── Records shown

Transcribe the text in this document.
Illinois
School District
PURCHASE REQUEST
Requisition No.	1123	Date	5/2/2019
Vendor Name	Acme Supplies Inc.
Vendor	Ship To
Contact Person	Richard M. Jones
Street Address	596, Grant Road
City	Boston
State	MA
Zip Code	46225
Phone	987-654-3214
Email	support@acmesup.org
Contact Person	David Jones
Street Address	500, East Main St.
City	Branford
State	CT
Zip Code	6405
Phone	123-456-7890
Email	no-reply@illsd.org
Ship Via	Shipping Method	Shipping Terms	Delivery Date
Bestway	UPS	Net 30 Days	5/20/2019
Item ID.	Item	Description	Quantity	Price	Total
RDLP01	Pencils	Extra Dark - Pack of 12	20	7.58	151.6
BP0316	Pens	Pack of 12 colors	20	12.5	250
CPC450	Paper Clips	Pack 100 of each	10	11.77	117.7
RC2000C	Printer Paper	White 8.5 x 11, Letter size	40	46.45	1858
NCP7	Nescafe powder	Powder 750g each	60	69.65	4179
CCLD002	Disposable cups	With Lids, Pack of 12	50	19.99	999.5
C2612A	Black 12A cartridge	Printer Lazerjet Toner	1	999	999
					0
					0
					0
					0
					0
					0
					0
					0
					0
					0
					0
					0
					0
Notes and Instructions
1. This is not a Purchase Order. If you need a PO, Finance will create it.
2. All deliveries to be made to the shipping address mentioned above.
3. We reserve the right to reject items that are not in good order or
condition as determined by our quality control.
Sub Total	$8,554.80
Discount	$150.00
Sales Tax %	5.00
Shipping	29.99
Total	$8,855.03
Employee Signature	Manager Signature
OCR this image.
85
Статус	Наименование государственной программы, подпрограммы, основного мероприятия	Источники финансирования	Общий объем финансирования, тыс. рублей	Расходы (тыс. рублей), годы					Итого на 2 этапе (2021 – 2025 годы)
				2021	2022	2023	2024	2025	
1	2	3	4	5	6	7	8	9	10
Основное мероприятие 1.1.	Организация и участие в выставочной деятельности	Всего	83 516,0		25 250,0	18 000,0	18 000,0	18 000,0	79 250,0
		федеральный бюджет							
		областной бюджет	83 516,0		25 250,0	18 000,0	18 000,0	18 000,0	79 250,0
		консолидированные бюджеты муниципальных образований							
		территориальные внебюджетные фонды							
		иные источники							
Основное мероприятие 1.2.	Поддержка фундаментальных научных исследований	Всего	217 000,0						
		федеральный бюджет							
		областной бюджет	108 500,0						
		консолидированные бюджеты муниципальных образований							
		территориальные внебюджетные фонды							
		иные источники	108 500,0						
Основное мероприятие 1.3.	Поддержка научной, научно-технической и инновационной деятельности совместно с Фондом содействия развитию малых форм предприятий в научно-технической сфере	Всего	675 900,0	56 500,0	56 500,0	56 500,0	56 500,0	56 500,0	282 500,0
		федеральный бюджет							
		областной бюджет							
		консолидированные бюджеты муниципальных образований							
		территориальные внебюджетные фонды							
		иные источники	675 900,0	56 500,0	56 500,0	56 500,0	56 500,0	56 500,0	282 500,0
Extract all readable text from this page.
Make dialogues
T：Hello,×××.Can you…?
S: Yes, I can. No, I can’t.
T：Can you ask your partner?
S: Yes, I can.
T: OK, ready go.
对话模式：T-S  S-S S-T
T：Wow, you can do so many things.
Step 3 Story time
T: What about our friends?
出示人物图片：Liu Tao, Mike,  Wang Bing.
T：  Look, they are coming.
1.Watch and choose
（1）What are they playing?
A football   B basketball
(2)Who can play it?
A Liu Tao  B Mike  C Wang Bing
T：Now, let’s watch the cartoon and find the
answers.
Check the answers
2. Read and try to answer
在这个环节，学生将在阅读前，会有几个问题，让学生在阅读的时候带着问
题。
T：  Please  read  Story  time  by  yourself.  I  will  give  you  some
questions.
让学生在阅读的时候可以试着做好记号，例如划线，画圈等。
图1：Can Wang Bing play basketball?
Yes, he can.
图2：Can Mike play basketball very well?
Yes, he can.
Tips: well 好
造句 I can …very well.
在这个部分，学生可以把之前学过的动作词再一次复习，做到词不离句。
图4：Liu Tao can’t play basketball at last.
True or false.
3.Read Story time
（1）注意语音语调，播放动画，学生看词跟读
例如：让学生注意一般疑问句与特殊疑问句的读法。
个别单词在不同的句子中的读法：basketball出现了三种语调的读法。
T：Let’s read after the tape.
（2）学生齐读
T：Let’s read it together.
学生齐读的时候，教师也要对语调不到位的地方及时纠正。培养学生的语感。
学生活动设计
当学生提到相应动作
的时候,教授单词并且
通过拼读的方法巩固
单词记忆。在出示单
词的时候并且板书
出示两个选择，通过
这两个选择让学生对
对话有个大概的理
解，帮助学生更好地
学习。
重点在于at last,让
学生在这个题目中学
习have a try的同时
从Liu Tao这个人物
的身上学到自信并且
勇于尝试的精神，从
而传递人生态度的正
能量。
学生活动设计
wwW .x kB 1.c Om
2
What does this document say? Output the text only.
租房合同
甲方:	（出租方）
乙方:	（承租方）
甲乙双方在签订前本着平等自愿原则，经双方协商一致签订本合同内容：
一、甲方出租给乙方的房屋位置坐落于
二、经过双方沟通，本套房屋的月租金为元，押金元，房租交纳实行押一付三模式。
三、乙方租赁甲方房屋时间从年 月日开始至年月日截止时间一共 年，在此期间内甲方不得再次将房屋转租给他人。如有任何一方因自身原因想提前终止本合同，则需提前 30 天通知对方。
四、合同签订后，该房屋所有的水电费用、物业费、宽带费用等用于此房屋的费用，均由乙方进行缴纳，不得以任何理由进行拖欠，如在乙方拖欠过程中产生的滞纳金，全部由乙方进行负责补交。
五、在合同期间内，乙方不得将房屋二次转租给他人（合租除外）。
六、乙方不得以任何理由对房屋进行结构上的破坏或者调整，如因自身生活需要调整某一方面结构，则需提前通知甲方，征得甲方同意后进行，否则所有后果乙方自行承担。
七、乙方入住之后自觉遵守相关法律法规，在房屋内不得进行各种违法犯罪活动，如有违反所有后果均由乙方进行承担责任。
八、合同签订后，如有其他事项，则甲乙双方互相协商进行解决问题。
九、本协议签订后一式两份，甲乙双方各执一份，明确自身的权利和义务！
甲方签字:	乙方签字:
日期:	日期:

────

Copy out the whole listing exactly as written.

Transcribe the text in this document.
Illinois
School District
PURCHASE REQUEST
Requisition No.	1123	Date	5/2/2019
Vendor Name	Acme Supplies Inc.
Vendor	Ship To
Contact Person	Richard M. Jones
Street Address	596, Grant Road
City	Boston
State	MA
Zip Code	46225
Phone	987-654-3214
Email	support@acmesup.org
Contact Person	David Jones
Street Address	500, East Main St.
City	Branford
State	CT
Zip Code	6405
Phone	123-456-7890
Email	no-reply@illsd.org
Ship Via	Shipping Method	Shipping Terms	Delivery Date
Bestway	UPS	Net 30 Days	5/20/2019
Item ID.	Item	Description	Quantity	Price	Total
RDLP01	Pencils	Extra Dark - Pack of 12	20	7.58	151.6
BP0316	Pens	Pack of 12 colors	20	12.5	250
CPC450	Paper Clips	Pack 100 of each	10	11.77	117.7
RC2000C	Printer Paper	White 8.5 x 11, Letter size	40	46.45	1858
NCP7	Nescafe powder	Powder 750g each	60	69.65	4179
CCLD002	Disposable cups	With Lids, Pack of 12	50	19.99	999.5
C2612A	Black 12A cartridge	Printer Lazerjet Toner	1	999	999
					0
					0
					0
					0
					0
					0
					0
					0
					0
					0
					0
					0
					0
Notes and Instructions
1. This is not a Purchase Order. If you need a PO, Finance will create it.
2. All deliveries to be made to the shipping address mentioned above.
3. We reserve the right to reject items that are not in good order or
condition as determined by our quality control.
Sub Total	$8,554.80
Discount	$150.00
Sales Tax %	5.00
Shipping	29.99
Total	$8,855.03
Employee Signature	Manager Signature
OCR this image.
85
Статус	Наименование государственной программы, подпрограммы, основного мероприятия	Источники финансирования	Общий объем финансирования, тыс. рублей	Расходы (тыс. рублей), годы					Итого на 2 этапе (2021 – 2025 годы)
				2021	2022	2023	2024	2025	
1	2	3	4	5	6	7	8	9	10
Основное мероприятие 1.1.	Организация и участие в выставочной деятельности	Всего	83 516,0		25 250,0	18 000,0	18 000,0	18 000,0	79 250,0
		федеральный бюджет							
		областной бюджет	83 516,0		25 250,0	18 000,0	18 000,0	18 000,0	79 250,0
		консолидированные бюджеты муниципальных образований							
		территориальные внебюджетные фонды							
		иные источники							
Основное мероприятие 1.2.	Поддержка фундаментальных научных исследований	Всего	217 000,0						
		федеральный бюджет							
		областной бюджет	108 500,0						
		консолидированные бюджеты муниципальных образований							
		территориальные внебюджетные фонды							
		иные источники	108 500,0						
Основное мероприятие 1.3.	Поддержка научной, научно-технической и инновационной деятельности совместно с Фондом содействия развитию малых форм предприятий в научно-технической сфере	Всего	675 900,0	56 500,0	56 500,0	56 500,0	56 500,0	56 500,0	282 500,0
		федеральный бюджет							
		областной бюджет							
		консолидированные бюджеты муниципальных образований							
		территориальные внебюджетные фонды							
		иные источники	675 900,0	56 500,0	56 500,0	56 500,0	56 500,0	56 500,0	282 500,0
Extract all readable text from this page.
Make dialogues
T：Hello,×××.Can you…?
S: Yes, I can. No, I can’t.
T：Can you ask your partner?
S: Yes, I can.
T: OK, ready go.
对话模式：T-S  S-S S-T
T：Wow, you can do so many things.
Step 3 Story time
T: What about our friends?
出示人物图片：Liu Tao, Mike,  Wang Bing.
T：  Look, they are coming.
1.Watch and choose
（1）What are they playing?
A football   B basketball
(2)Who can play it?
A Liu Tao  B Mike  C Wang Bing
T：Now, let’s watch the cartoon and find the
answers.
Check the answers
2. Read and try to answer
在这个环节，学生将在阅读前，会有几个问题，让学生在阅读的时候带着问
题。
T：  Please  read  Story  time  by  yourself.  I  will  give  you  some
questions.
让学生在阅读的时候可以试着做好记号，例如划线，画圈等。
图1：Can Wang Bing play basketball?
Yes, he can.
图2：Can Mike play basketball very well?
Yes, he can.
Tips: well 好
造句 I can …very well.
在这个部分，学生可以把之前学过的动作词再一次复习，做到词不离句。
图4：Liu Tao can’t play basketball at last.
True or false.
3.Read Story time
（1）注意语音语调，播放动画，学生看词跟读
例如：让学生注意一般疑问句与特殊疑问句的读法。
个别单词在不同的句子中的读法：basketball出现了三种语调的读法。
T：Let’s read after the tape.
（2）学生齐读
T：Let’s read it together.
学生齐读的时候，教师也要对语调不到位的地方及时纠正。培养学生的语感。
学生活动设计
当学生提到相应动作
的时候,教授单词并且
通过拼读的方法巩固
单词记忆。在出示单
词的时候并且板书
出示两个选择，通过
这两个选择让学生对
对话有个大概的理
解，帮助学生更好地
学习。
重点在于at last,让
学生在这个题目中学
习have a try的同时
从Liu Tao这个人物
的身上学到自信并且
勇于尝试的精神，从
而传递人生态度的正
能量。
学生活动设计
wwW .x kB 1.c Om
2
What does this document say? Output the text only.
租房合同
甲方:	（出租方）
乙方:	（承租方）
甲乙双方在签订前本着平等自愿原则，经双方协商一致签订本合同内容：
一、甲方出租给乙方的房屋位置坐落于
二、经过双方沟通，本套房屋的月租金为元，押金元，房租交纳实行押一付三模式。
三、乙方租赁甲方房屋时间从年 月日开始至年月日截止时间一共 年，在此期间内甲方不得再次将房屋转租给他人。如有任何一方因自身原因想提前终止本合同，则需提前 30 天通知对方。
四、合同签订后，该房屋所有的水电费用、物业费、宽带费用等用于此房屋的费用，均由乙方进行缴纳，不得以任何理由进行拖欠，如在乙方拖欠过程中产生的滞纳金，全部由乙方进行负责补交。
五、在合同期间内，乙方不得将房屋二次转租给他人（合租除外）。
六、乙方不得以任何理由对房屋进行结构上的破坏或者调整，如因自身生活需要调整某一方面结构，则需提前通知甲方，征得甲方同意后进行，否则所有后果乙方自行承担。
七、乙方入住之后自觉遵守相关法律法规，在房屋内不得进行各种违法犯罪活动，如有违反所有后果均由乙方进行承担责任。
八、合同签订后，如有其他事项，则甲乙双方互相协商进行解决问题。
九、本协议签订后一式两份，甲乙双方各执一份，明确自身的权利和义务！
甲方签字:	乙方签字:
日期:	日期:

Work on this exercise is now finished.